(Elenchi delle regioni degli elementi)
________________________________________
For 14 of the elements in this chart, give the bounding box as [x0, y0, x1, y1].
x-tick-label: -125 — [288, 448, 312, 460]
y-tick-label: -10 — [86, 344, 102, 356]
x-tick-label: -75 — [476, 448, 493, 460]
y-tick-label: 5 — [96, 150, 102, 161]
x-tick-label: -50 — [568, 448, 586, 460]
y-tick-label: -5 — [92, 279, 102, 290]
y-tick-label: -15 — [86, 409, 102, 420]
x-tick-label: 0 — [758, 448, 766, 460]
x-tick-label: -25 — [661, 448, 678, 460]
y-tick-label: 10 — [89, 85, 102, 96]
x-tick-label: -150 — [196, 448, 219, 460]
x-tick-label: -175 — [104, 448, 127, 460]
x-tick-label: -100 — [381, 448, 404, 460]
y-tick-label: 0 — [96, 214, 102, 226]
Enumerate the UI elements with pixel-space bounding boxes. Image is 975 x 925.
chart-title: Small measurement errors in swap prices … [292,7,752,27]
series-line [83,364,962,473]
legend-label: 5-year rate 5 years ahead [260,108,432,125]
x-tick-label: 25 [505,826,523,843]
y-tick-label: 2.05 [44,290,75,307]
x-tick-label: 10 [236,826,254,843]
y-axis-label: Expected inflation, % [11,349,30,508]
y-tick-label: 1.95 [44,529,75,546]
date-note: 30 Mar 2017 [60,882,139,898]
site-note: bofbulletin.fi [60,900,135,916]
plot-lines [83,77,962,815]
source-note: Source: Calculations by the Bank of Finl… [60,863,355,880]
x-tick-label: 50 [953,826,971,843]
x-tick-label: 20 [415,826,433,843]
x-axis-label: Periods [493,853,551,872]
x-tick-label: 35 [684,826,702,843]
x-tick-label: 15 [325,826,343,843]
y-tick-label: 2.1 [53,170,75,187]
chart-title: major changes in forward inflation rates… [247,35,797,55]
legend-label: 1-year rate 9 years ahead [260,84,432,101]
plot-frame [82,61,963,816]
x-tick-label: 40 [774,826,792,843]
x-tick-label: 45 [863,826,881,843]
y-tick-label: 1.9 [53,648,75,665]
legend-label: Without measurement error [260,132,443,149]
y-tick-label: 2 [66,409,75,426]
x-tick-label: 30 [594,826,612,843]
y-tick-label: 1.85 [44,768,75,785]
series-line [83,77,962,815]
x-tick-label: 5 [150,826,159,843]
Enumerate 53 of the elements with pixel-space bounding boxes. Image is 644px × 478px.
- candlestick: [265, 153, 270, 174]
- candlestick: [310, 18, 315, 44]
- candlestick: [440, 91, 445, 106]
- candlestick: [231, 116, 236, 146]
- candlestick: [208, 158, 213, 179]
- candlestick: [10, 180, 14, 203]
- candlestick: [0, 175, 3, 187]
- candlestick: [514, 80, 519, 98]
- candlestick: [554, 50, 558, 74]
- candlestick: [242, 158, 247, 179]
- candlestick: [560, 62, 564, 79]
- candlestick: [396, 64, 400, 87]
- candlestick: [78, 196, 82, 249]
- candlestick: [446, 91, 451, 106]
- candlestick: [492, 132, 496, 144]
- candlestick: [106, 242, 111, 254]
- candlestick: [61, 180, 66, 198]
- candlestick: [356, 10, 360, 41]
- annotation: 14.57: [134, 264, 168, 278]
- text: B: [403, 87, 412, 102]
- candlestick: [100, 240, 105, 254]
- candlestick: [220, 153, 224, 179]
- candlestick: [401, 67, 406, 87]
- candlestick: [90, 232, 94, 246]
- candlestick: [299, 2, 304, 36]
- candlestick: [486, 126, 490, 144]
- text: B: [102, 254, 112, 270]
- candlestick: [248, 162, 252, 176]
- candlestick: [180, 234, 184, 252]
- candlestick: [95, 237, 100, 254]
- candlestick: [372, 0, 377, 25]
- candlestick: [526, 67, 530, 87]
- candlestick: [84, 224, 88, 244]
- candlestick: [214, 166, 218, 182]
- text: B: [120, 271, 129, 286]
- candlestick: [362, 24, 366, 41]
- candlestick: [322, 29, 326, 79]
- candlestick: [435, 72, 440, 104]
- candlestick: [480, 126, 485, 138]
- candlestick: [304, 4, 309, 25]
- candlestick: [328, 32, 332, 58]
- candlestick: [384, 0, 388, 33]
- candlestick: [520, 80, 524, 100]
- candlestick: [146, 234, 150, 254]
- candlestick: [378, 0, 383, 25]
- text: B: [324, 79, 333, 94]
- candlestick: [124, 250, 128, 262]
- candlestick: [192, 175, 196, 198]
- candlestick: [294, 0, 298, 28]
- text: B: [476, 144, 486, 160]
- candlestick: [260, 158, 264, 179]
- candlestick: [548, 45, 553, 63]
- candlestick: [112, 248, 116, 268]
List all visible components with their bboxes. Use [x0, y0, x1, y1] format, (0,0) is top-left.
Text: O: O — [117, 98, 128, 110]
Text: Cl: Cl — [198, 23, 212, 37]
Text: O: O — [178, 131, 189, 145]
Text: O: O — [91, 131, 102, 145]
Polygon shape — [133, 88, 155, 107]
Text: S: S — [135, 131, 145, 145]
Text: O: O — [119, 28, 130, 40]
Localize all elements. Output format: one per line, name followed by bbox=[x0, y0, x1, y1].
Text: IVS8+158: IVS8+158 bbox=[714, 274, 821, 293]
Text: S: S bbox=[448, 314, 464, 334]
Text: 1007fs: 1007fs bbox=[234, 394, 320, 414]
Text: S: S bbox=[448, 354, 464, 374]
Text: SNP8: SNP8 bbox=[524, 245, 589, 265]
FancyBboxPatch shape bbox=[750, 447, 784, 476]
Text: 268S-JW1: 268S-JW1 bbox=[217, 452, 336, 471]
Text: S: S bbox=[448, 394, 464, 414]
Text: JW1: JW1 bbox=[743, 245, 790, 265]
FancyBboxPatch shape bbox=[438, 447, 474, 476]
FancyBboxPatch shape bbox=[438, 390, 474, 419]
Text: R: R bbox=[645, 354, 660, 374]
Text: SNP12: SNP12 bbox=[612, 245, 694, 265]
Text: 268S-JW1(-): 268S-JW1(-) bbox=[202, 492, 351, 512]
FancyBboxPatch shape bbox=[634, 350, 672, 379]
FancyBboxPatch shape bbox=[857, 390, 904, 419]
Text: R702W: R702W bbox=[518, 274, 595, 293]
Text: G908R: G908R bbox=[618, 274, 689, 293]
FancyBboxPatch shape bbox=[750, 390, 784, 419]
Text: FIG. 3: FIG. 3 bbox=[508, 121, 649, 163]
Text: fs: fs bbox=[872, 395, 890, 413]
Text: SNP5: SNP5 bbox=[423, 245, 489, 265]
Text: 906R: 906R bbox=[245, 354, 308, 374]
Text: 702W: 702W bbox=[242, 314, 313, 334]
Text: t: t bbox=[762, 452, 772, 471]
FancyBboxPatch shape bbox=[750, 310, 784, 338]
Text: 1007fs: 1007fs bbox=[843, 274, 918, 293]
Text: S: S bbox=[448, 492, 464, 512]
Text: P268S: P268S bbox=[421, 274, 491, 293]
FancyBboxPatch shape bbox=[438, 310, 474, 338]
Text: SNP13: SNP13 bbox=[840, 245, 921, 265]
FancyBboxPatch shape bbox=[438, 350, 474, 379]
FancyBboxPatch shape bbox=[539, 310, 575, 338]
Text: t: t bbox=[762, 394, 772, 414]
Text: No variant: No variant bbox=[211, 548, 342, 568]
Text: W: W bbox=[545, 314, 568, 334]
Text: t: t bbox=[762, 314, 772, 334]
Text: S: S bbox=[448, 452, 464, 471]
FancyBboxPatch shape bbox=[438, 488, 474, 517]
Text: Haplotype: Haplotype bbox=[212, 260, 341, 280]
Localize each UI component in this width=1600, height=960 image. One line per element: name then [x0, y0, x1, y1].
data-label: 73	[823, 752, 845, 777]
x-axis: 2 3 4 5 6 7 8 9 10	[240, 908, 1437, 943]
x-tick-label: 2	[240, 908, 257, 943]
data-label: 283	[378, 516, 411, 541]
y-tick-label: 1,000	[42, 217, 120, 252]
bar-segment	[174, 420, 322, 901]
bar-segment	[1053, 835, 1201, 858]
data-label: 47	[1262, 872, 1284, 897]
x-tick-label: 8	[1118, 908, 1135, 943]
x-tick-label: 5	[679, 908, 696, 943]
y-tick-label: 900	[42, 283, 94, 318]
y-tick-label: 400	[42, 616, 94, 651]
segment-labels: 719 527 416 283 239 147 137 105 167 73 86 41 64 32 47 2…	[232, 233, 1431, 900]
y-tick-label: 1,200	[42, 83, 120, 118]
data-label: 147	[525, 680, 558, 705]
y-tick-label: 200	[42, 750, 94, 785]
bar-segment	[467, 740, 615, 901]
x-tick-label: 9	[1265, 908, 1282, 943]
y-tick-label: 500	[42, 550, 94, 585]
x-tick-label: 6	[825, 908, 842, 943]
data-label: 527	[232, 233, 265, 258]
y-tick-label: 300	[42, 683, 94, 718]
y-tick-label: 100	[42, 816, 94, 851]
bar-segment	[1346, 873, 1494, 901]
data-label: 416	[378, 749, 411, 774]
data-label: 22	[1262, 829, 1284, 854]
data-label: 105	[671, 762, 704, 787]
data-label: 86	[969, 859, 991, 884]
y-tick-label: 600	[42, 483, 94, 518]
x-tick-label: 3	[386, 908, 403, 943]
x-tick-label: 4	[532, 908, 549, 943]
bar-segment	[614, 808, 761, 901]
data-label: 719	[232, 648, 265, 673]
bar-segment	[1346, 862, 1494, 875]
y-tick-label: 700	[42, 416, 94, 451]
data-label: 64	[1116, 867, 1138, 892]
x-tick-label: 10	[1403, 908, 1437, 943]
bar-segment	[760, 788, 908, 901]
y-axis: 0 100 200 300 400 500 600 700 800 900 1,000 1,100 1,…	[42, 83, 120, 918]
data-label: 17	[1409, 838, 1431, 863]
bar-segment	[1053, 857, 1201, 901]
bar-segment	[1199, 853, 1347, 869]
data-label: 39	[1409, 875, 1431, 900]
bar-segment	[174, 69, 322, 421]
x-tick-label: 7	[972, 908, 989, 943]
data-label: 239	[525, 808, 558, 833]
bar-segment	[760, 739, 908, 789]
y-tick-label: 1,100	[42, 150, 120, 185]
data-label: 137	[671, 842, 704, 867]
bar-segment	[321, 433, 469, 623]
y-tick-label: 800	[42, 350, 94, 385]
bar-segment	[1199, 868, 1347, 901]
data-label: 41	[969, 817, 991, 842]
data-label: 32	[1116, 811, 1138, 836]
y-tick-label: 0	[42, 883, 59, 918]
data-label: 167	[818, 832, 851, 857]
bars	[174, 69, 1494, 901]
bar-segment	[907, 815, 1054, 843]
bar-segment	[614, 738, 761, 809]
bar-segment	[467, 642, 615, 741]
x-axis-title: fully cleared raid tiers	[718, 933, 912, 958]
________________________________________
Compito da svolgere — Aggiorna le righe dalla prima fino a quella che contiene "x-tick-label: 40 [774,826,792,843]", compresa: metti "Time steps" al posto di "Periods" e lascia tutto il resto invariato. Riporta queste righe per intero.

Risposta scritta —
For 14 of the elements in this chart, give the bounding box as [x0, y0, x1, y1].
x-tick-label: -125 — [288, 448, 312, 460]
y-tick-label: -10 — [86, 344, 102, 356]
x-tick-label: -75 — [476, 448, 493, 460]
y-tick-label: 5 — [96, 150, 102, 161]
x-tick-label: -50 — [568, 448, 586, 460]
y-tick-label: -5 — [92, 279, 102, 290]
y-tick-label: -15 — [86, 409, 102, 420]
x-tick-label: 0 — [758, 448, 766, 460]
x-tick-label: -25 — [661, 448, 678, 460]
y-tick-label: 10 — [89, 85, 102, 96]
x-tick-label: -150 — [196, 448, 219, 460]
x-tick-label: -175 — [104, 448, 127, 460]
x-tick-label: -100 — [381, 448, 404, 460]
y-tick-label: 0 — [96, 214, 102, 226]
Enumerate the UI elements with pixel-space bounding boxes. Image is 975 x 925.
chart-title: Small measurement errors in swap prices … [292,7,752,27]
series-line [83,364,962,473]
legend-label: 5-year rate 5 years ahead [260,108,432,125]
x-tick-label: 25 [505,826,523,843]
y-tick-label: 2.05 [44,290,75,307]
x-tick-label: 10 [236,826,254,843]
y-axis-label: Expected inflation, % [11,349,30,508]
y-tick-label: 1.95 [44,529,75,546]
date-note: 30 Mar 2017 [60,882,139,898]
site-note: bofbulletin.fi [60,900,135,916]
plot-lines [83,77,962,815]
source-note: Source: Calculations by the Bank of Finl… [60,863,355,880]
x-tick-label: 50 [953,826,971,843]
x-tick-label: 20 [415,826,433,843]
x-axis-label: Time steps [493,853,551,872]
x-tick-label: 35 [684,826,702,843]
x-tick-label: 15 [325,826,343,843]
y-tick-label: 2.1 [53,170,75,187]
chart-title: major changes in forward inflation rates… [247,35,797,55]
legend-label: 1-year rate 9 years ahead [260,84,432,101]
plot-frame [82,61,963,816]
x-tick-label: 40 [774,826,792,843]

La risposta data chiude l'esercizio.